Work instruction A: From the passage on the AURIGA study, copy word for word the part starting at "The AURIGA study" and ending at "the daratumumab/lenalidomide combination.".
Work instruction B: According to the passage on the AURIGA study, at which meeting was the study's primary analysis previously presented?
Work instruction C: Write the next part of the passage on the AURIGA study, picking up after its final sentence.

Study text:
A new analysis of the phase III AURIGA study demonstrates that the addition of daratumumab to lenalidomide maintenance therapy significantly improves minimal residual disease (MRD)-negativity conversion rates in newly diagnosed multiple myeloma patients following transplant. The study, presented at the American Society of Hematology (ASH) annual meeting, highlights the benefits of this combination across diverse patient subgroups.

AURIGA Study Details

The AURIGA study (NCT03901963) investigated daratumumab plus lenalidomide versus lenalidomide alone as maintenance therapy in post-transplant multiple myeloma patients. The primary analysis, previously presented at the International Myeloma Society (IMS) annual meeting, showed a statistically significant improvement in MRD-negative conversion rates with the daratumumab/lenalidomide combination.

Data:
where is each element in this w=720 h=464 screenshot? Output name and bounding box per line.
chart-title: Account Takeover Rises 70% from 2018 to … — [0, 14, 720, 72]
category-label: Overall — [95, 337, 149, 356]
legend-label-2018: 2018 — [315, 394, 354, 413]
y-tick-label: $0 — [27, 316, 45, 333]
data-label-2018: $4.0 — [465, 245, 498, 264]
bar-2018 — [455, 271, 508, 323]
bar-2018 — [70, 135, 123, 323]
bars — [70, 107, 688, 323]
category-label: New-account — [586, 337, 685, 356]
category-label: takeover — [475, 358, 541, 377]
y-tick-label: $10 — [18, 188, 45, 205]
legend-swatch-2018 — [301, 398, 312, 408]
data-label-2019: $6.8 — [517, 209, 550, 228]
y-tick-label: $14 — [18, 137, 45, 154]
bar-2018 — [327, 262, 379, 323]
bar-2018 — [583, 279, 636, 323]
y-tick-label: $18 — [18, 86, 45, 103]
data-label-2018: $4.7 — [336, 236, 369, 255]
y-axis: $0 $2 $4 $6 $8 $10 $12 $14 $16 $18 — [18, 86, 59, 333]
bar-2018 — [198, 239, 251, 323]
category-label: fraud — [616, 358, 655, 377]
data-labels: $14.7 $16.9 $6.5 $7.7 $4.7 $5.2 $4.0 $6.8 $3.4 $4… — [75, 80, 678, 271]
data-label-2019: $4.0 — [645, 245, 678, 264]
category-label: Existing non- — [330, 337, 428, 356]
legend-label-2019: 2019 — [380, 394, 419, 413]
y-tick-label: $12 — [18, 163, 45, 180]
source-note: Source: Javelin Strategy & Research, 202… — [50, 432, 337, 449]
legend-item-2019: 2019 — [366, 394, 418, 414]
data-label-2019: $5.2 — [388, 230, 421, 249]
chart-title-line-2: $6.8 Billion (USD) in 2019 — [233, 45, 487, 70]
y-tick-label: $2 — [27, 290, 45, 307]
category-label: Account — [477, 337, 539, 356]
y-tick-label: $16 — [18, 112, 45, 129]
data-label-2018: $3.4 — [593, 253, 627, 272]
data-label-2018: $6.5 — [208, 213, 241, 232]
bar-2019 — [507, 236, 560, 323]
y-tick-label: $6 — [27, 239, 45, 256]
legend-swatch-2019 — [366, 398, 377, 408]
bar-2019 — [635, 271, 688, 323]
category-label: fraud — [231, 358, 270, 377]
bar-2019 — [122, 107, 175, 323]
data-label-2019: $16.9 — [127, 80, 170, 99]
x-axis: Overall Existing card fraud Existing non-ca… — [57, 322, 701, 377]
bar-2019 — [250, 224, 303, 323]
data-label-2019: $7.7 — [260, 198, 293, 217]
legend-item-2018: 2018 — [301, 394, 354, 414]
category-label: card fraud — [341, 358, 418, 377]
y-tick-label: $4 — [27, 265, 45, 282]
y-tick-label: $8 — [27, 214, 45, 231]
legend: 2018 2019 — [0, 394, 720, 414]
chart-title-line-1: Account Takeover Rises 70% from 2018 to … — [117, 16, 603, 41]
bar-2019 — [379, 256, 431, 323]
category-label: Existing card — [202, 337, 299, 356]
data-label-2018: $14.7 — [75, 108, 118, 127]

Response A:
The AURIGA study (NCT03901963) investigated daratumumab plus lenalidomide versus lenalidomide alone as maintenance therapy in post-transplant multiple myeloma patients. The primary analysis, previously presented at the International Myeloma Society (IMS) annual meeting, showed a statistically significant improvement in MRD-negative conversion rates with the daratumumab/lenalidomide combination.

Response B: At the International Myeloma Society (IMS) annual meeting.

Response C:
Subgroup Analysis

The recent ASH presentation focused on a subgroup analysis, examining patient characteristics such as age, race, International Staging System (ISS) stage, and cytogenetic risk classifications. According to Laahn Foster, MD, of the University of Virginia, the addition of daratumumab to lenalidomide consistently improved MRD negativity rates across all subgroups.
"Overall, makes it pretty simple, is that there was a benefit in adding daratumumab to lenalidomide maintenance in the post-transplant setting. It seemed to improve MRD negativity rates across all the different subgroups, so, despite age, race, ISS stage, their response at diagnosis, and the different risk classifications for cytogenetic risk," Dr. Foster explained.

Clinical Implications

The findings suggest a broad benefit for using a doublet regimen of daratumumab and lenalidomide in the maintenance setting for post-transplant myeloma patients. This approach is further supported by data from the PERSEUS and GRIFFIN trials, reinforcing the efficacy of combination therapies in this context.
"It shows that there's a benefit in using a doublet kind of regimen in the maintenance setting, specifically in this particular study looking at daratumumab and lenalidomide. So that I think would be the overall conclusion. And it basically just supports, or is complementary to, the data that was published for PERSEUS and GRIFFIN. So I think overall that's what I would say," Dr. Foster concluded.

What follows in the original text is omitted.